**Written problem**
Exact repetition of every entry is required.

**Data for this task**
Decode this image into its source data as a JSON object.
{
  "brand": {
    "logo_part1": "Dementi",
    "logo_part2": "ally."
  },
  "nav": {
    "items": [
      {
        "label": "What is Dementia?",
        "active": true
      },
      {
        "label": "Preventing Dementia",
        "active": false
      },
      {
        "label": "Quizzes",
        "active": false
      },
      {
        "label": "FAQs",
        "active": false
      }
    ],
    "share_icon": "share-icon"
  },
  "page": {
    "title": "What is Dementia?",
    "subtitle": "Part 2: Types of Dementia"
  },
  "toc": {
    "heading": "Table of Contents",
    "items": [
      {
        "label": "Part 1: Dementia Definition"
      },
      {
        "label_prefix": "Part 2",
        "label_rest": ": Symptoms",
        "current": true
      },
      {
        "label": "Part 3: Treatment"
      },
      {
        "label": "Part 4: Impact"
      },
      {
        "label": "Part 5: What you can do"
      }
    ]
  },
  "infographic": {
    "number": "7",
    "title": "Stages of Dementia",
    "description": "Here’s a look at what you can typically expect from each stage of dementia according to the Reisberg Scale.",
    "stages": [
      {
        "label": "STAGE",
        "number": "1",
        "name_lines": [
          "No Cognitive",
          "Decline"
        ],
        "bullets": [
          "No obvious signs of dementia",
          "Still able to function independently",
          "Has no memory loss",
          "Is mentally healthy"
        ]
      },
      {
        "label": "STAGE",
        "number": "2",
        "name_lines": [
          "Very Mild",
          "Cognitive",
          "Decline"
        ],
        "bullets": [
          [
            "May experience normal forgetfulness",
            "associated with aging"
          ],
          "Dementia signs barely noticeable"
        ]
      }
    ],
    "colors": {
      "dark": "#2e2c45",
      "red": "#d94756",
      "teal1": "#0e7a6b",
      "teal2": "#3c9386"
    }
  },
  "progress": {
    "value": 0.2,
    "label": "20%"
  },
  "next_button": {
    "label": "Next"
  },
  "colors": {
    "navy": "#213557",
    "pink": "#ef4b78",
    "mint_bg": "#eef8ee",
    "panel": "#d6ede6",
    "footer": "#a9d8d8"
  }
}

**Written answer**
Decode this image into its source data as a JSON object.
{
  "brand": {
    "logo_part1": "Dementi",
    "logo_part2": "ally."
  },
  "nav": {
    "items": [
      {
        "label": "What is Dementia?",
        "active": true
      },
      {
        "label": "Preventing Dementia",
        "active": false
      },
      {
        "label": "Quizzes",
        "active": false
      },
      {
        "label": "FAQs",
        "active": false
      }
    ],
    "share_icon": "share-icon"
  },
  "page": {
    "title": "What is Dementia?",
    "subtitle": "Part 2: Types of Dementia"
  },
  "toc": {
    "heading": "Table of Contents",
    "items": [
      {
        "label": "Part 1: Dementia Definition"
      },
      {
        "label_prefix": "Part 2",
        "label_rest": ": Symptoms",
        "current": true
      },
      {
        "label": "Part 3: Treatment"
      },
      {
        "label": "Part 4: Impact"
      },
      {
        "label": "Part 5: What you can do"
      }
    ]
  },
  "infographic": {
    "number": "7",
    "title": "Stages of Dementia",
    "description": "Here’s a look at what you can typically expect from each stage of dementia according to the Reisberg Scale.",
    "stages": [
      {
        "label": "STAGE",
        "number": "1",
        "name_lines": [
          "No Cognitive",
          "Decline"
        ],
        "bullets": [
          "No obvious signs of dementia",
          "Still able to function independently",
          "Has no memory loss",
          "Is mentally healthy"
        ]
      },
      {
        "label": "STAGE",
        "number": "2",
        "name_lines": [
          "Very Mild",
          "Cognitive",
          "Decline"
        ],
        "bullets": [
          [
            "May experience normal forgetfulness",
            "associated with aging"
          ],
          "Dementia signs barely noticeable"
        ]
      }
    ],
    "colors": {
      "dark": "#2e2c45",
      "red": "#d94756",
      "teal1": "#0e7a6b",
      "teal2": "#3c9386"
    }
  },
  "progress": {
    "value": 0.2,
    "label": "20%"
  },
  "next_button": {
    "label": "Next"
  },
  "colors": {
    "navy": "#213557",
    "pink": "#ef4b78",
    "mint_bg": "#eef8ee",
    "panel": "#d6ede6",
    "footer": "#a9d8d8"
  }
}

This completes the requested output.